The introductory course to relational databases ends with a project
illustrating the use of a relational database together with a simple CRUD web
application.

The Python language could be a better fit compared to PHP for this kind of
assignment as both students and the teaching staff are already familiar with
the former from preceding units.

To showcase Python as a platform suitable for this purpose, a small demo
project specified in `./demo-project-specs.md` will be implemented.

The present document aims to motivate the functional and technical choices
which have been made.


## Interpretation of the specifications

Undefined aspects of the specifications are clarified as follows, with the
intent of keeping the project as simple as possible:

* the platform only deals with one currency ([simoleons], arbitrarily),
* the platform only supports one language (English, arbitrarily),
* each user only has one account/wallet/balance (all three terms synonymous),
* there is no notion of financial order (transactions are immediate),
* only the effective transactions are logged, the rejected ones are not,
* fees are billed on top of internal transfers instead of taking a cut.

→ Problem details: Reproduce the stretch of the design document from "The introductory course" through "from preceding units.", word for word. The lines that follow the design document are separate material and are unrelated to it.

→ Information supplied:
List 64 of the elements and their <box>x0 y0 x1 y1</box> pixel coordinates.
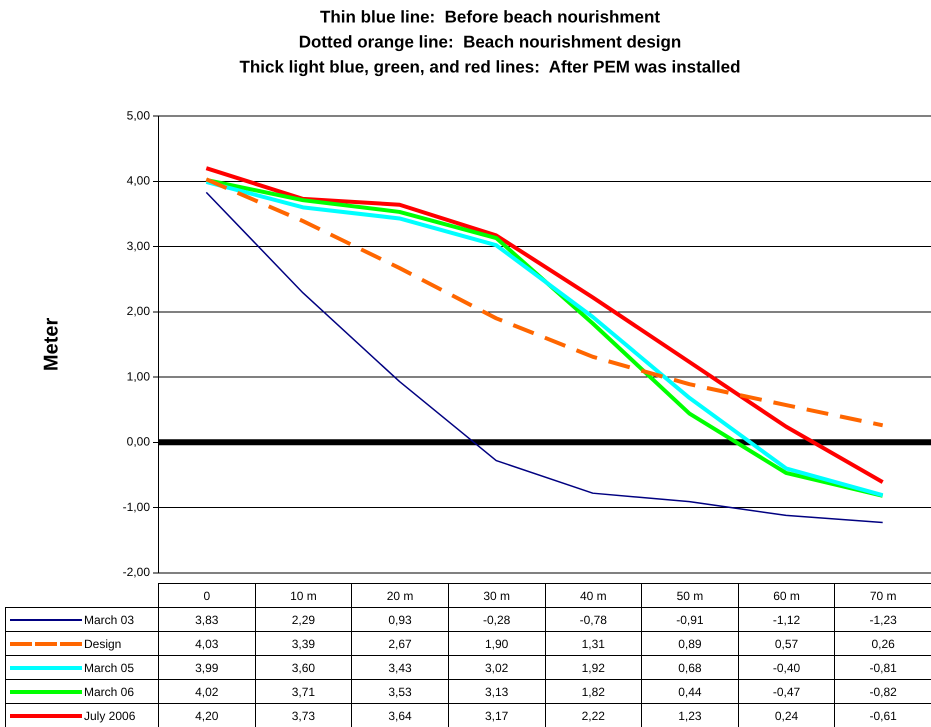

→ Exercise output:
The introductory course to relational databases ends with a project
illustrating the use of a relational database together with a simple CRUD web
application.

The Python language could be a better fit compared to PHP for this kind of
assignment as both students and the teaching staff are already familiar with
the former from preceding units.